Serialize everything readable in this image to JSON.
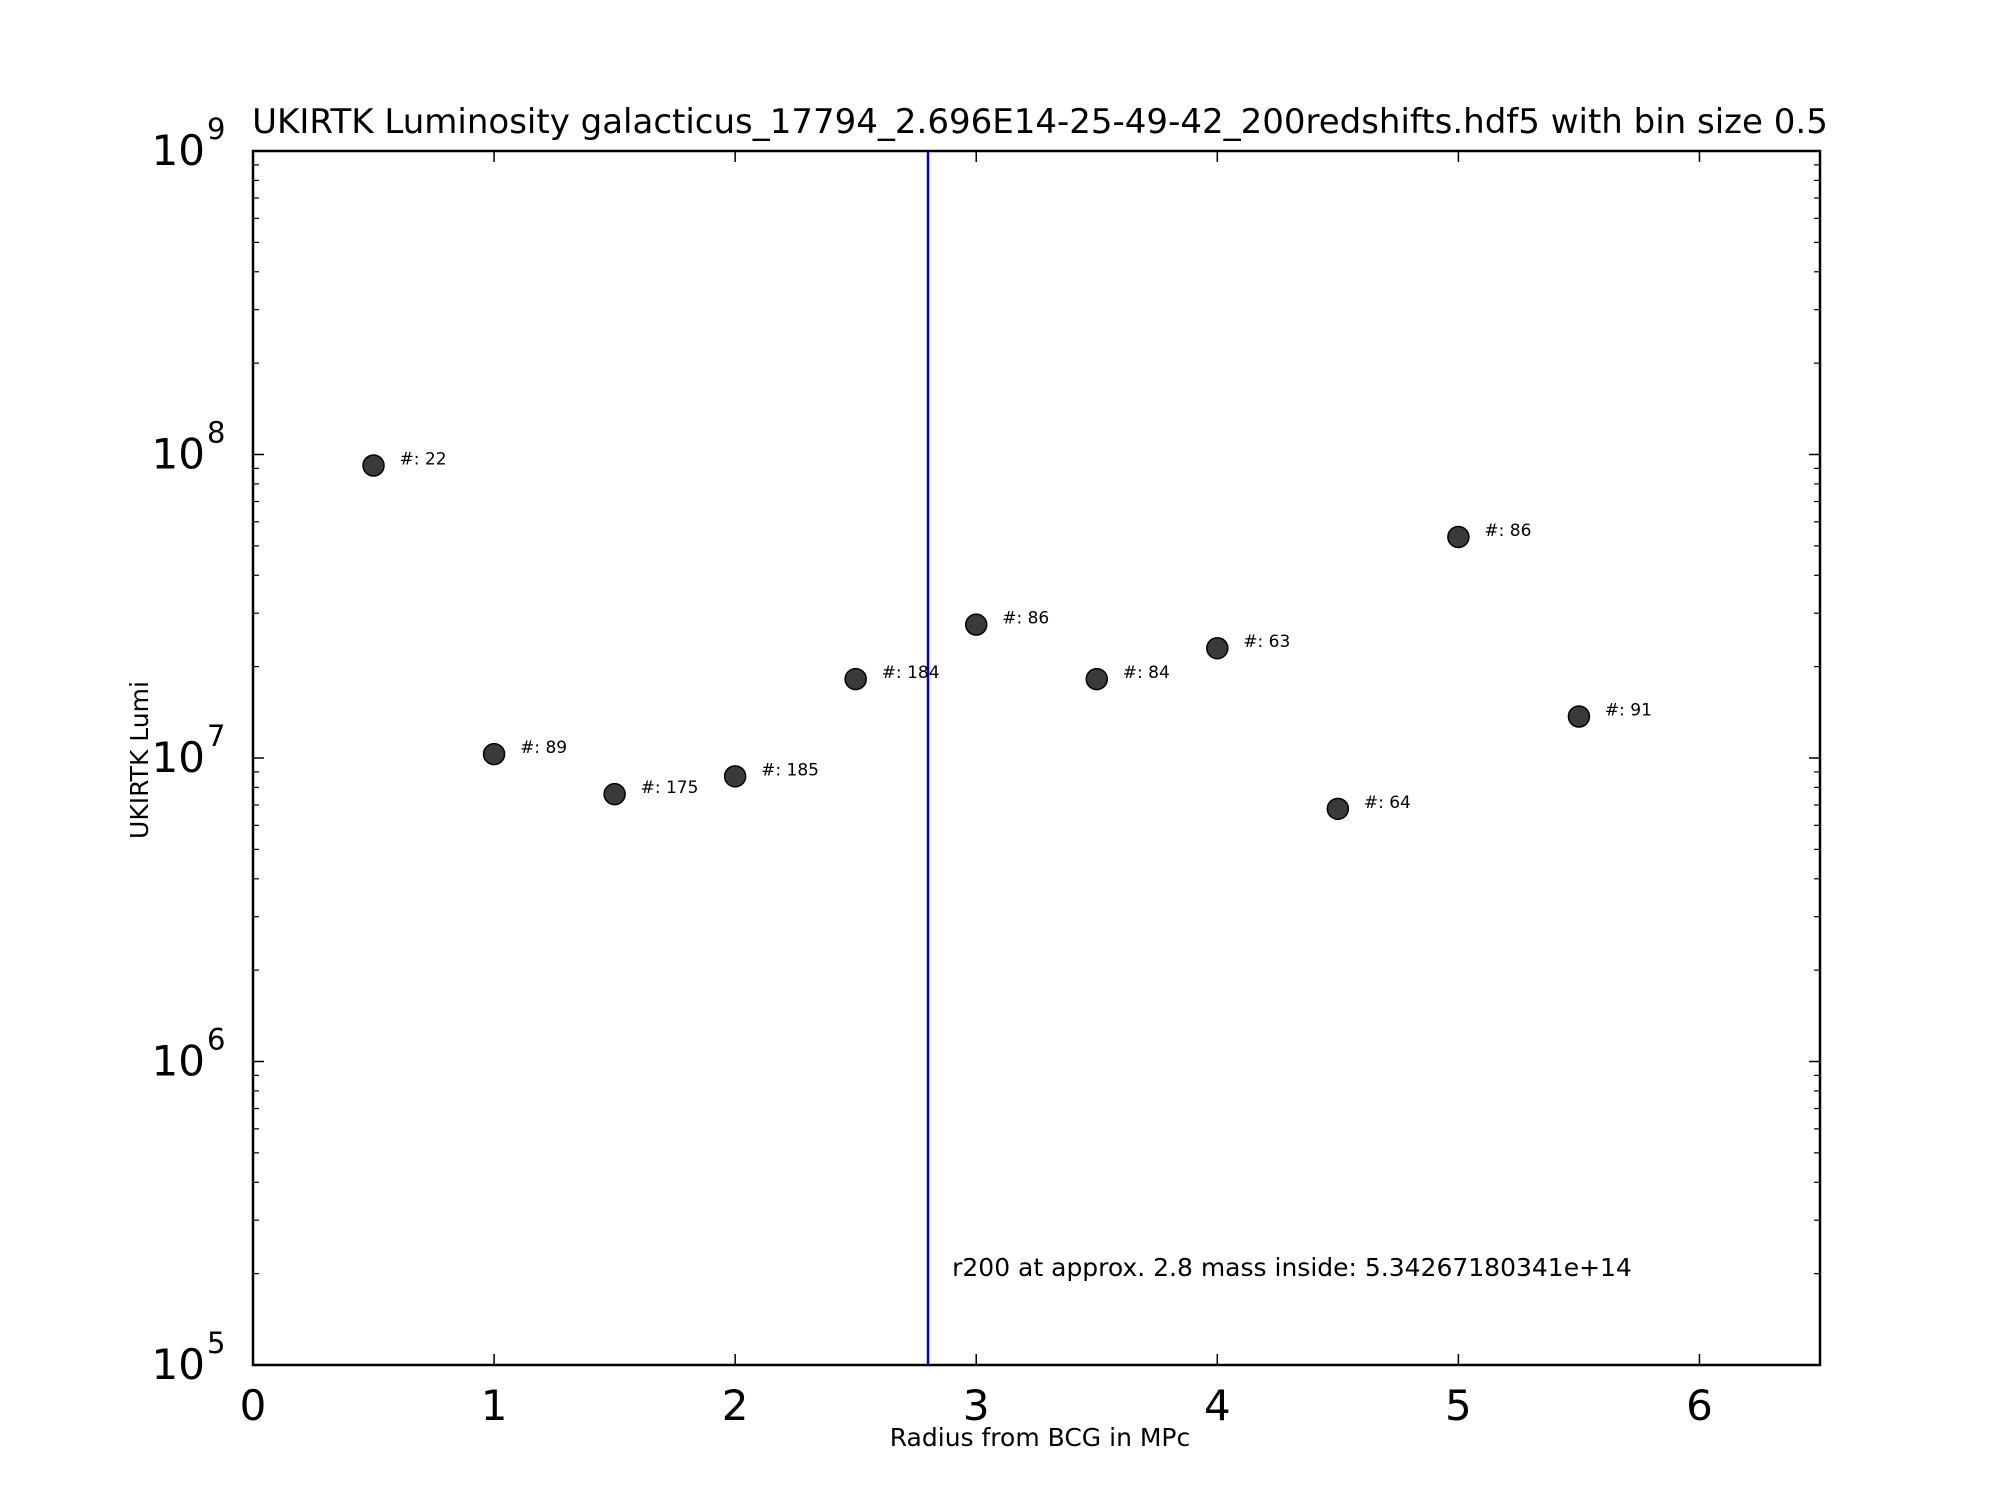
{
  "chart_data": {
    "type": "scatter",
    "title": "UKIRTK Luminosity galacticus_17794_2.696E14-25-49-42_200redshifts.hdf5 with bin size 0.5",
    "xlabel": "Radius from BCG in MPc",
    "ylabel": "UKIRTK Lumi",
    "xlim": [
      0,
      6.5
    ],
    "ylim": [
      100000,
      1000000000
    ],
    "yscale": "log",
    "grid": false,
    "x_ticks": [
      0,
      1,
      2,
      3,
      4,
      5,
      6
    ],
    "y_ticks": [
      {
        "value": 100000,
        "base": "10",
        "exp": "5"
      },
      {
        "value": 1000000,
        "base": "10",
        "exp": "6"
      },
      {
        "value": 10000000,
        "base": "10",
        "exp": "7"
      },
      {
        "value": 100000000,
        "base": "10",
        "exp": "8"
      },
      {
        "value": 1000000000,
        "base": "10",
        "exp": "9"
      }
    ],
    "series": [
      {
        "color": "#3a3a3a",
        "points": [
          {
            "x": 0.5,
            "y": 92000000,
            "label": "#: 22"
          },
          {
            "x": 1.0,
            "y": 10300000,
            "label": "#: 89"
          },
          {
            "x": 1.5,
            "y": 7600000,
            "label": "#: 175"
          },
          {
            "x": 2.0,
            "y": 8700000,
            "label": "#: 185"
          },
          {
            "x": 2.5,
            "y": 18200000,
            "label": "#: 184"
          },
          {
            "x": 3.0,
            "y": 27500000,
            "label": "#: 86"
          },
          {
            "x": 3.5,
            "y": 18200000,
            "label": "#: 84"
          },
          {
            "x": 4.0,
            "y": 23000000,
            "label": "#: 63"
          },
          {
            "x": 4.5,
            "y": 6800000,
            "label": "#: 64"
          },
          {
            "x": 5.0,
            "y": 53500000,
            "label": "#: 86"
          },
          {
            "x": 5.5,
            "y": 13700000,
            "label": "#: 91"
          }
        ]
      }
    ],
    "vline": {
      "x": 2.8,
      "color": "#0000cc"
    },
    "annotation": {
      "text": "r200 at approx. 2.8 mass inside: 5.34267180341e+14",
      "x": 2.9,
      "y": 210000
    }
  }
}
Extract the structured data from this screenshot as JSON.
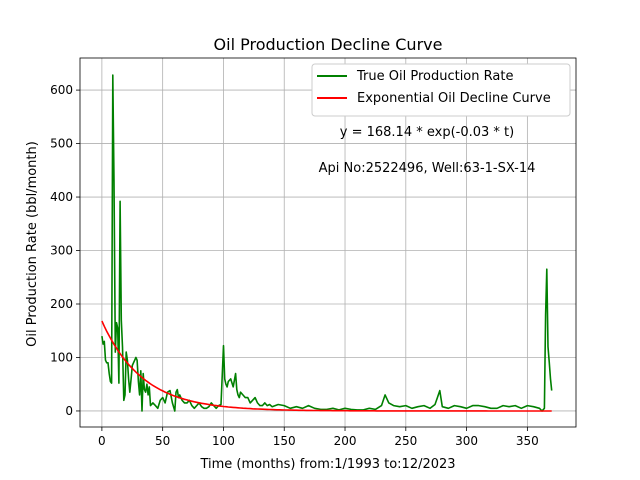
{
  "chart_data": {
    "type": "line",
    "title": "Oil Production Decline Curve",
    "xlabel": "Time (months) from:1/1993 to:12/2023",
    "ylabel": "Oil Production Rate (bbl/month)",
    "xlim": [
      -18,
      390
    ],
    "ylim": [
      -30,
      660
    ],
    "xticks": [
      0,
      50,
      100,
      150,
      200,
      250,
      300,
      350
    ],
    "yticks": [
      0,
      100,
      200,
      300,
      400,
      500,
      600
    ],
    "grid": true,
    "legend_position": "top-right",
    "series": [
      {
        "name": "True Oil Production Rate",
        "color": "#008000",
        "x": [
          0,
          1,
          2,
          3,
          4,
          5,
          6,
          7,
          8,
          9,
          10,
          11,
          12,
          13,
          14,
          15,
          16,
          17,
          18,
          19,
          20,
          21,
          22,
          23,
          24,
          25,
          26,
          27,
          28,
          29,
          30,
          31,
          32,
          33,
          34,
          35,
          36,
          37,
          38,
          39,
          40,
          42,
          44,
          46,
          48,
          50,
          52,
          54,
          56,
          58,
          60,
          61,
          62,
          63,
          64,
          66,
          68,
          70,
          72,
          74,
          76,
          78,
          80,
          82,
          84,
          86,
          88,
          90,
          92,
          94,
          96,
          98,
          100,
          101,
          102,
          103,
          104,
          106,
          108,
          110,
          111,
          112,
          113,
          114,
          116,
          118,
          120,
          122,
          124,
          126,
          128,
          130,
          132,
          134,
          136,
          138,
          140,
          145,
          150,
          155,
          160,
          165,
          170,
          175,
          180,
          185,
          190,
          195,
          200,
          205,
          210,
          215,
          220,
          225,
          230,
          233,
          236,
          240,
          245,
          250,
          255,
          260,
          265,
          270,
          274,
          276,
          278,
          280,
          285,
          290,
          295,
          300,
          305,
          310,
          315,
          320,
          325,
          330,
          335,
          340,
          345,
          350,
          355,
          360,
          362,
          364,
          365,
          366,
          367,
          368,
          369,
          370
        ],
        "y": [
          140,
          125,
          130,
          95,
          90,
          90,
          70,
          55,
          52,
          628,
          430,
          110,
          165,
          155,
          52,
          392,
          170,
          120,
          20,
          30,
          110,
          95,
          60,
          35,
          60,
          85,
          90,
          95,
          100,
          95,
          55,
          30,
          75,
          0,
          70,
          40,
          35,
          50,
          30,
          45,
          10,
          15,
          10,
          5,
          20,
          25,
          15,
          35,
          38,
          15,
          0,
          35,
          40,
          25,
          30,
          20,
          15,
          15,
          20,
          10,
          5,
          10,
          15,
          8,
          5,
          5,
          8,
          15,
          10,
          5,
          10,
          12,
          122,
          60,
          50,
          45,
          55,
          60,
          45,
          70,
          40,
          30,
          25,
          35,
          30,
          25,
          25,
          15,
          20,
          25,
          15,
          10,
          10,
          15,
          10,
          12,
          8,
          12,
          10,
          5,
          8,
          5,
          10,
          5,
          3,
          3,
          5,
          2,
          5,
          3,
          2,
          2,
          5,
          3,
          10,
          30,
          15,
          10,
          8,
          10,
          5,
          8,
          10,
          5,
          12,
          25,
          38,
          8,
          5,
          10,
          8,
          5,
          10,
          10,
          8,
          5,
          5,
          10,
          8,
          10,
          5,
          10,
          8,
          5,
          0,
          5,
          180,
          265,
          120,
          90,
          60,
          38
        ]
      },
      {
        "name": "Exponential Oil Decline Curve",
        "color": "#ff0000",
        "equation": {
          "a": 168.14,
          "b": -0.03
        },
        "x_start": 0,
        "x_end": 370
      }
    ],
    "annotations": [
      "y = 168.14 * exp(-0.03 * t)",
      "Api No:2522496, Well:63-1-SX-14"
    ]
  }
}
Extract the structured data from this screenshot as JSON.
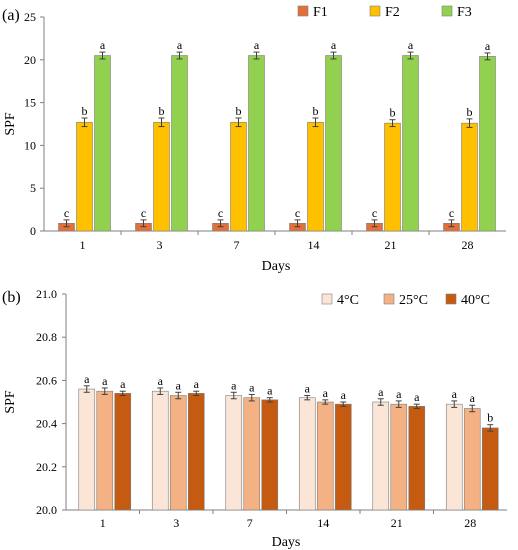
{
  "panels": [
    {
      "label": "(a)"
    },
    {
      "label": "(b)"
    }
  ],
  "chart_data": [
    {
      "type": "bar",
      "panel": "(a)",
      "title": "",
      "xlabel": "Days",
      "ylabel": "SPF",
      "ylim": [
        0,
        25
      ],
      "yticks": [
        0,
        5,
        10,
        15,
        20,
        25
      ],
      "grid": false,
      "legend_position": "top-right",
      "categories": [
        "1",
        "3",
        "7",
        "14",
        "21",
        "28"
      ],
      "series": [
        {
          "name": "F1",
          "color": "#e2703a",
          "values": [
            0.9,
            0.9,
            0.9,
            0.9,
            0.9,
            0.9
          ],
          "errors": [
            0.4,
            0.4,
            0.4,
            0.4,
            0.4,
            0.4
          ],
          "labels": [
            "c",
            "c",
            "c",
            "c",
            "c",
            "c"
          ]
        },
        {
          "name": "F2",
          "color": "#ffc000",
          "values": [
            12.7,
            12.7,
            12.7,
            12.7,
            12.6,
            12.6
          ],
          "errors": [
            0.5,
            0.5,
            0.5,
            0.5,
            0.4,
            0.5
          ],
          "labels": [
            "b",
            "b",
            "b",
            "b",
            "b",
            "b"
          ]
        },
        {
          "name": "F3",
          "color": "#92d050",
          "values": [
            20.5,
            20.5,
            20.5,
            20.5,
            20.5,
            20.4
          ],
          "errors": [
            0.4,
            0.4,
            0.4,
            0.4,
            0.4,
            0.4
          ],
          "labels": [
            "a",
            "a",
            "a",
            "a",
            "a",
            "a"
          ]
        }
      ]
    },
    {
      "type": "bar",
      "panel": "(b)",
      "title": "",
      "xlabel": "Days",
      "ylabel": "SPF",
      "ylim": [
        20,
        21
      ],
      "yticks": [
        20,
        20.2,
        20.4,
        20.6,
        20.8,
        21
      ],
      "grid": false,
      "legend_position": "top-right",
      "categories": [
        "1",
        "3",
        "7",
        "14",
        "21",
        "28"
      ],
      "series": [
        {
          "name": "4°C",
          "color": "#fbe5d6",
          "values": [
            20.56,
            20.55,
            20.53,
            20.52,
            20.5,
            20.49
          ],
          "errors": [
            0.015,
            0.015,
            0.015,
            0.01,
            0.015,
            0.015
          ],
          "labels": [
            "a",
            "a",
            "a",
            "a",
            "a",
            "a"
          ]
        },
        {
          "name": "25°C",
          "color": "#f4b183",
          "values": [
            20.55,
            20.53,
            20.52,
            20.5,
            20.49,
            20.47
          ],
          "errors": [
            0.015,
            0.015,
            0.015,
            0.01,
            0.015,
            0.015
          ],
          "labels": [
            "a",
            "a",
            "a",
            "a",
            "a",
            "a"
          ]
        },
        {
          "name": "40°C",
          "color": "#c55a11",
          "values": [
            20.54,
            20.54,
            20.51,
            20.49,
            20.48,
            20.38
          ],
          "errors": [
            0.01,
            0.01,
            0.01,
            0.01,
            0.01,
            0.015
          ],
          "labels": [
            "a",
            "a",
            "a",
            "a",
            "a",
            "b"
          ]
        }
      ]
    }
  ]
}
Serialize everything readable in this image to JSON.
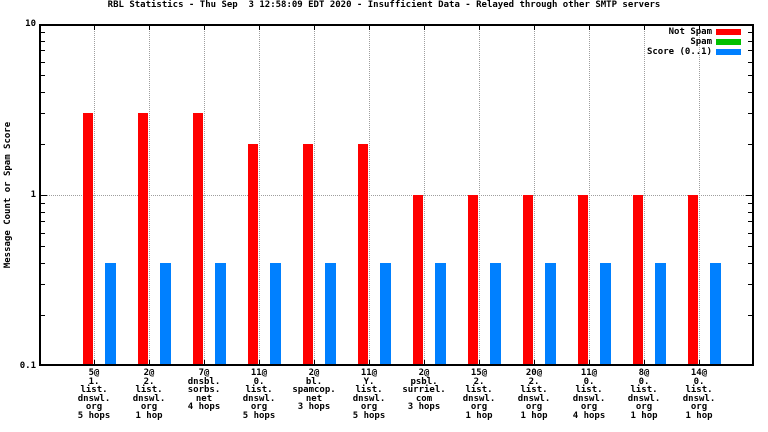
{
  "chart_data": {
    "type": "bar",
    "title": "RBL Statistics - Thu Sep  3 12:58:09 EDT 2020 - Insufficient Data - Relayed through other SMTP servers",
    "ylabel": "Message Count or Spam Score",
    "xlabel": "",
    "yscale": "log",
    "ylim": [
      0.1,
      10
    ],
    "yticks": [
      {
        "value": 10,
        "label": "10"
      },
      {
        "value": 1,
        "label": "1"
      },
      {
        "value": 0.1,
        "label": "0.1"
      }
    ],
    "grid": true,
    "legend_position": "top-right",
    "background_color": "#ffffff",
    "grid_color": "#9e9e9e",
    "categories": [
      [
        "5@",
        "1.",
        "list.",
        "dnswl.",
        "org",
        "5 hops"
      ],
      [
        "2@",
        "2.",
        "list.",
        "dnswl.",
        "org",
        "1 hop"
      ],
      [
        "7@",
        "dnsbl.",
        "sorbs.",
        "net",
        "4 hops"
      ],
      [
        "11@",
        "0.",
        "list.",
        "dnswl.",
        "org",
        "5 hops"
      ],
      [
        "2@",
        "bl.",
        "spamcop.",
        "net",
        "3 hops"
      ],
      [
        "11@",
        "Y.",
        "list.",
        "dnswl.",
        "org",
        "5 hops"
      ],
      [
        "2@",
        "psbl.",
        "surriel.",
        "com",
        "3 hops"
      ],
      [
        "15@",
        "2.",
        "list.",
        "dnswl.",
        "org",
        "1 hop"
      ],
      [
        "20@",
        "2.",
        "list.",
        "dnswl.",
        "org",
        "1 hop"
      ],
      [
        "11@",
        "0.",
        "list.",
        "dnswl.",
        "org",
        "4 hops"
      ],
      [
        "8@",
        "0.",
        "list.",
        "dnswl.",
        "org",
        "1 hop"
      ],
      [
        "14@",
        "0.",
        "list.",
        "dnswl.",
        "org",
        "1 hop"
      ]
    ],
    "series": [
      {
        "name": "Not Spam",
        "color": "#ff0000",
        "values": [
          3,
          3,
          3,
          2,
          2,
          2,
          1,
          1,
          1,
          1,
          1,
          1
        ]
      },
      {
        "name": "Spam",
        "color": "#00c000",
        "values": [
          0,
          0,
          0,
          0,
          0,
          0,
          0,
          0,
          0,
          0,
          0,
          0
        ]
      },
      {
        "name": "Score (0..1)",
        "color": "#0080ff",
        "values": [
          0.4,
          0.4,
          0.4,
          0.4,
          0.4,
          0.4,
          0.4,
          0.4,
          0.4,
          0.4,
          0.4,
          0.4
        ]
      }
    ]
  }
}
------------
Go through the records and show every line with the string "Production" in it.

**THE SOLUTION**
    "title": "Oil Production Decline Curve",
    "ylabel": "Oil Production Rate (bbl/month)",
        "name": "True Oil Production Rate",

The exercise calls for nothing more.